##### ENTRIES #####

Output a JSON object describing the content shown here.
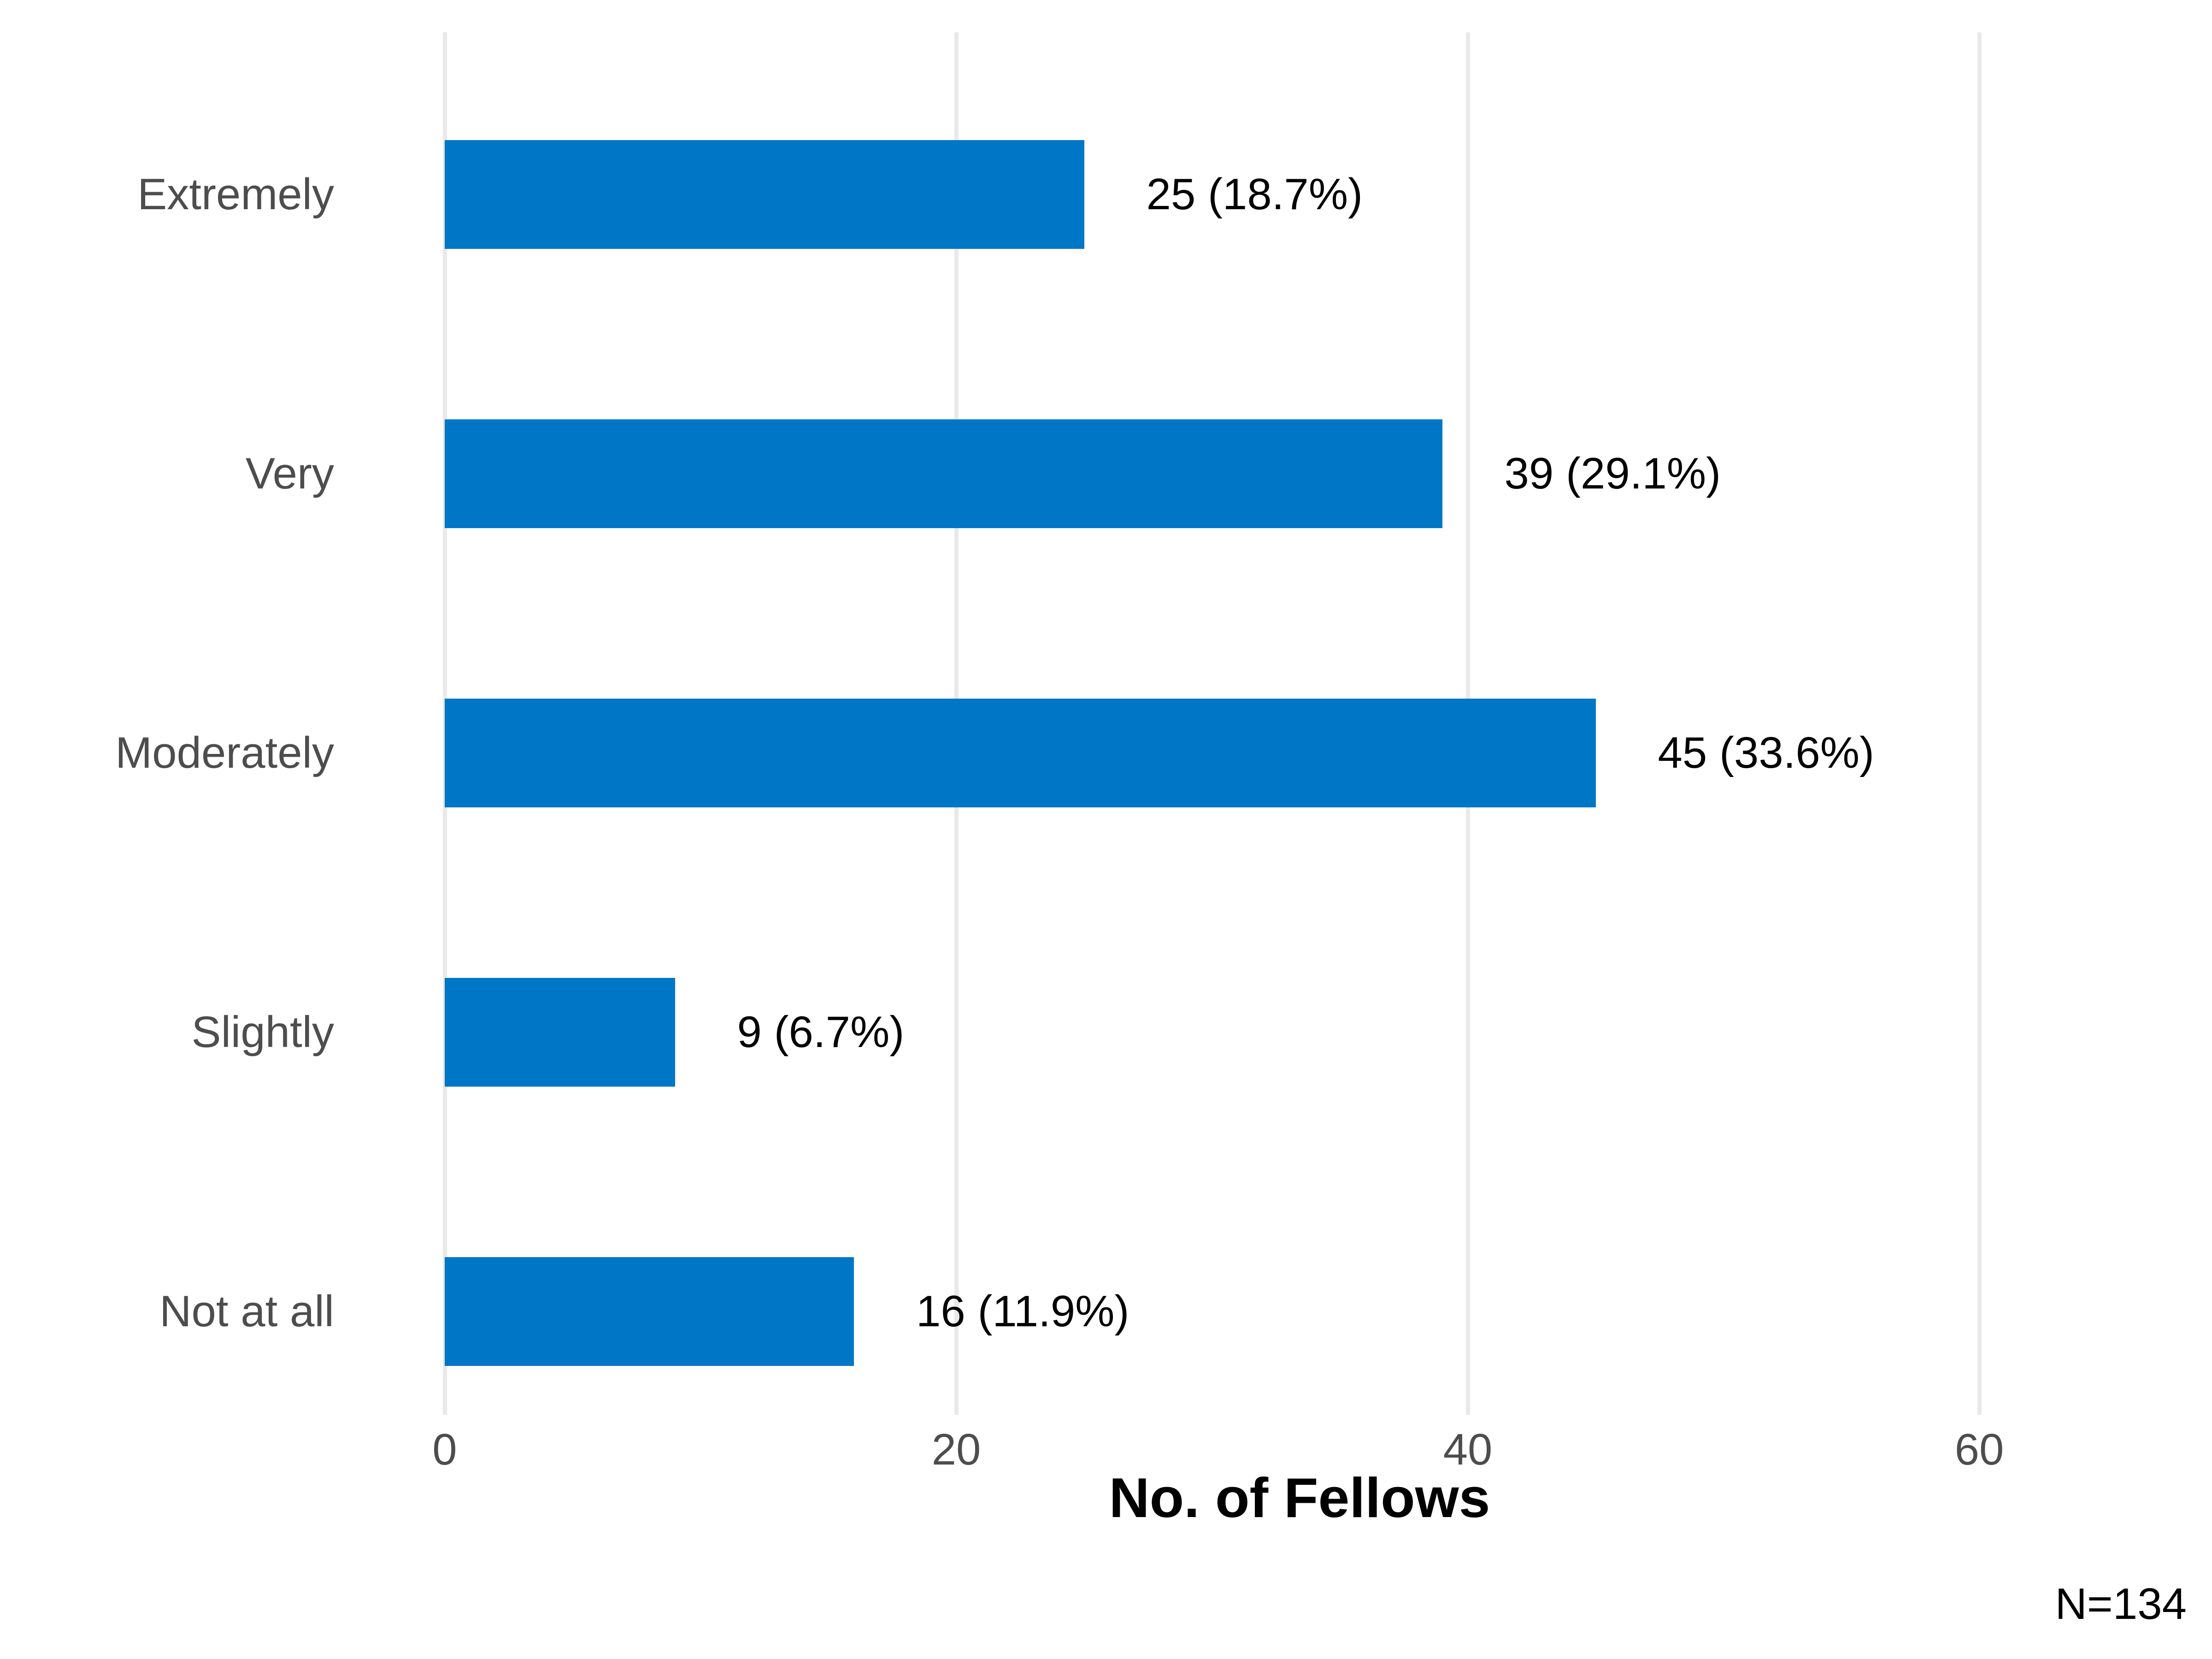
{
  "chart_data": {
    "type": "bar",
    "orientation": "horizontal",
    "title": "",
    "categories": [
      "Extremely",
      "Very",
      "Moderately",
      "Slightly",
      "Not at all"
    ],
    "values": [
      25,
      39,
      45,
      9,
      16
    ],
    "bar_labels": [
      "25 (18.7%)",
      "39 (29.1%)",
      "45 (33.6%)",
      "9 (6.7%)",
      "16 (11.9%)"
    ],
    "percentages": [
      18.7,
      29.1,
      33.6,
      6.7,
      11.9
    ],
    "xlabel": "No. of Fellows",
    "ylabel": "",
    "x_ticks": [
      0,
      20,
      40,
      60
    ],
    "xlim": [
      0,
      69
    ],
    "grid": "vertical gridlines on",
    "legend": "none",
    "note": "N=134",
    "colors": {
      "bar": "#0076c6",
      "gridline": "#e9e9e9",
      "axis_text": "#4d4d4d",
      "value_text": "#000000"
    }
  }
}
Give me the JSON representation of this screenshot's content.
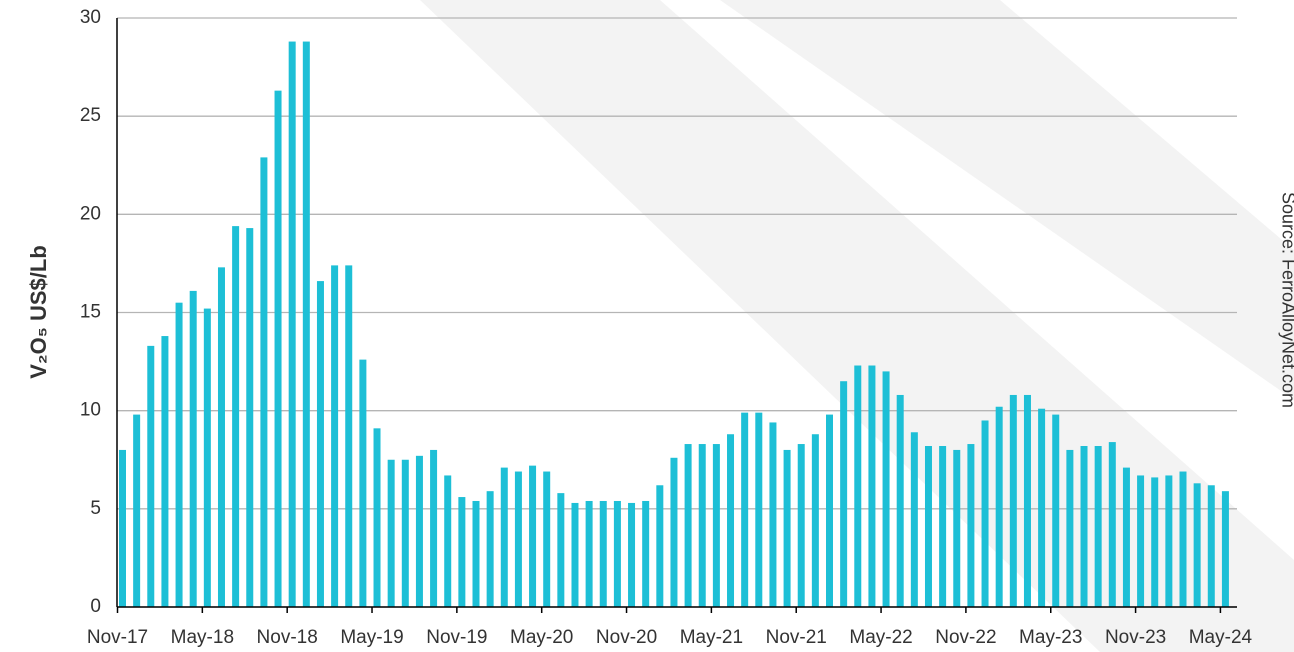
{
  "chart_data": {
    "type": "bar",
    "y_label": "V₂O₅ US$/Lb",
    "source": "Source: FerroAlloyNet.com",
    "categories": [
      "Nov-17",
      null,
      null,
      null,
      null,
      null,
      "May-18",
      null,
      null,
      null,
      null,
      null,
      "Nov-18",
      null,
      null,
      null,
      null,
      null,
      "May-19",
      null,
      null,
      null,
      null,
      null,
      "Nov-19",
      null,
      null,
      null,
      null,
      null,
      "May-20",
      null,
      null,
      null,
      null,
      null,
      "Nov-20",
      null,
      null,
      null,
      null,
      null,
      "May-21",
      null,
      null,
      null,
      null,
      null,
      "Nov-21",
      null,
      null,
      null,
      null,
      null,
      "May-22",
      null,
      null,
      null,
      null,
      null,
      "Nov-22",
      null,
      null,
      null,
      null,
      null,
      "May-23",
      null,
      null,
      null,
      null,
      null,
      "Nov-23",
      null,
      null,
      null,
      null,
      null,
      "May-24"
    ],
    "values": [
      8.0,
      9.8,
      13.3,
      13.8,
      15.5,
      16.1,
      15.2,
      17.3,
      19.4,
      19.3,
      22.9,
      26.3,
      28.8,
      28.8,
      16.6,
      17.4,
      17.4,
      12.6,
      9.1,
      7.5,
      7.5,
      7.7,
      8.0,
      6.7,
      5.6,
      5.4,
      5.9,
      7.1,
      6.9,
      7.2,
      6.9,
      5.8,
      5.3,
      5.4,
      5.4,
      5.4,
      5.3,
      5.4,
      6.2,
      7.6,
      8.3,
      8.3,
      8.3,
      8.8,
      9.9,
      9.9,
      9.4,
      8.0,
      8.3,
      8.8,
      9.8,
      11.5,
      12.3,
      12.3,
      12.0,
      10.8,
      8.9,
      8.2,
      8.2,
      8.0,
      8.3,
      9.5,
      10.2,
      10.8,
      10.8,
      10.1,
      9.8,
      8.0,
      8.2,
      8.2,
      8.4,
      7.1,
      6.7,
      6.6,
      6.7,
      6.9,
      6.3,
      6.2,
      5.9
    ],
    "color": "#1dbfd6",
    "ylim": [
      0,
      30
    ],
    "yticks": [
      0,
      5,
      10,
      15,
      20,
      25,
      30
    ],
    "grid": true
  }
}
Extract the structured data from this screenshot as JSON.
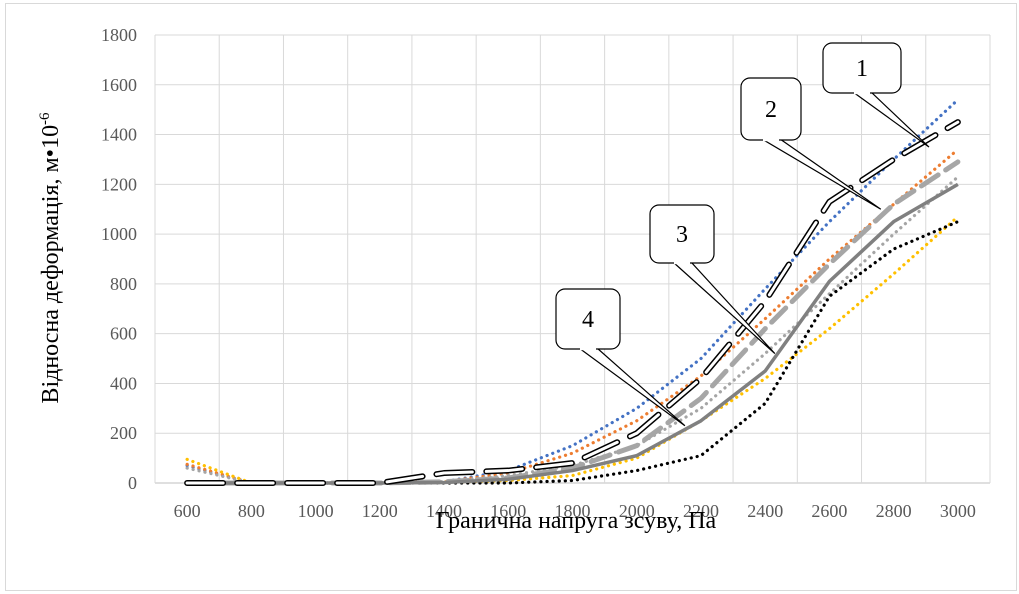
{
  "chart_data": {
    "type": "line",
    "xlabel": "Гранична напруга зсуву, Па",
    "ylabel": "Відносна деформація, м•10",
    "ylabel_exponent": "-6",
    "x": [
      600,
      800,
      1000,
      1200,
      1400,
      1600,
      1800,
      2000,
      2200,
      2400,
      2600,
      2800,
      3000
    ],
    "xlim": [
      600,
      3000
    ],
    "ylim": [
      0,
      1800
    ],
    "yticks": [
      0,
      200,
      400,
      600,
      800,
      1000,
      1200,
      1400,
      1600,
      1800
    ],
    "grid": true,
    "series": [
      {
        "color": "#4472C4",
        "style": "dotted",
        "values": [
          70,
          0,
          0,
          0,
          5,
          50,
          150,
          300,
          500,
          780,
          1050,
          1300,
          1540
        ]
      },
      {
        "color": "#ED7D31",
        "style": "dotted",
        "values": [
          75,
          0,
          0,
          0,
          5,
          40,
          120,
          250,
          430,
          660,
          900,
          1120,
          1340
        ]
      },
      {
        "color": "#FFC000",
        "style": "dotted",
        "values": [
          95,
          0,
          0,
          0,
          3,
          10,
          30,
          100,
          250,
          420,
          620,
          840,
          1070
        ]
      },
      {
        "color": "#A5A5A5",
        "style": "dotted",
        "values": [
          60,
          0,
          0,
          0,
          5,
          30,
          70,
          150,
          300,
          520,
          760,
          1000,
          1230
        ]
      },
      {
        "color": "#000000",
        "style": "dotted",
        "values": [
          0,
          0,
          0,
          0,
          0,
          0,
          10,
          50,
          110,
          320,
          750,
          940,
          1050
        ]
      },
      {
        "color": "#A6A6A6",
        "style": "dashed",
        "values": [
          0,
          0,
          0,
          0,
          5,
          20,
          60,
          150,
          340,
          620,
          880,
          1120,
          1290
        ]
      },
      {
        "color": "#808080",
        "style": "solid",
        "values": [
          0,
          0,
          0,
          0,
          2,
          15,
          50,
          110,
          250,
          450,
          810,
          1050,
          1200
        ]
      },
      {
        "color": "#000000",
        "style": "outlined-dash",
        "values": [
          0,
          0,
          0,
          0,
          40,
          50,
          80,
          200,
          420,
          730,
          1130,
          1300,
          1450
        ]
      }
    ],
    "callouts": [
      {
        "label": "1",
        "target": [
          2910,
          1350
        ]
      },
      {
        "label": "2",
        "target": [
          2760,
          1100
        ]
      },
      {
        "label": "3",
        "target": [
          2430,
          520
        ]
      },
      {
        "label": "4",
        "target": [
          2150,
          230
        ]
      }
    ]
  }
}
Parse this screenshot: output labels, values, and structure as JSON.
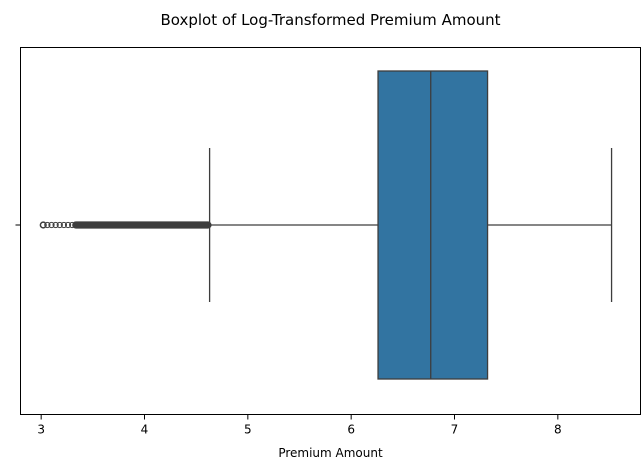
{
  "chart_data": {
    "type": "boxplot",
    "orientation": "horizontal",
    "title": "Boxplot of Log-Transformed Premium Amount",
    "xlabel": "Premium Amount",
    "ylabel": "",
    "xlim": [
      2.8,
      8.8
    ],
    "xticks": [
      3,
      4,
      5,
      6,
      7,
      8
    ],
    "xtick_labels": [
      "3",
      "4",
      "5",
      "6",
      "7",
      "8"
    ],
    "ytick_labels": [
      ""
    ],
    "grid": false,
    "legend": "none",
    "box": {
      "whisker_low": 4.63,
      "q1": 6.26,
      "median": 6.77,
      "q3": 7.32,
      "whisker_high": 8.52,
      "fill_color": "#3274a1",
      "line_color": "#3d3d3d"
    },
    "outliers": {
      "range": [
        3.02,
        4.63
      ],
      "sparse_points": [
        3.02,
        3.06,
        3.1,
        3.14,
        3.18,
        3.22,
        3.26,
        3.3
      ],
      "dense_from": 3.3
    }
  }
}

#####

**GOAL:**
Give every line of the material that includes the string "xlabel".

**CORRECT OUTPUT:**
    "xlabel": "No. of Fellows",
    "xlabel": "Гранична напруга зсуву, Па",
    "xlabel": "Premium Amount",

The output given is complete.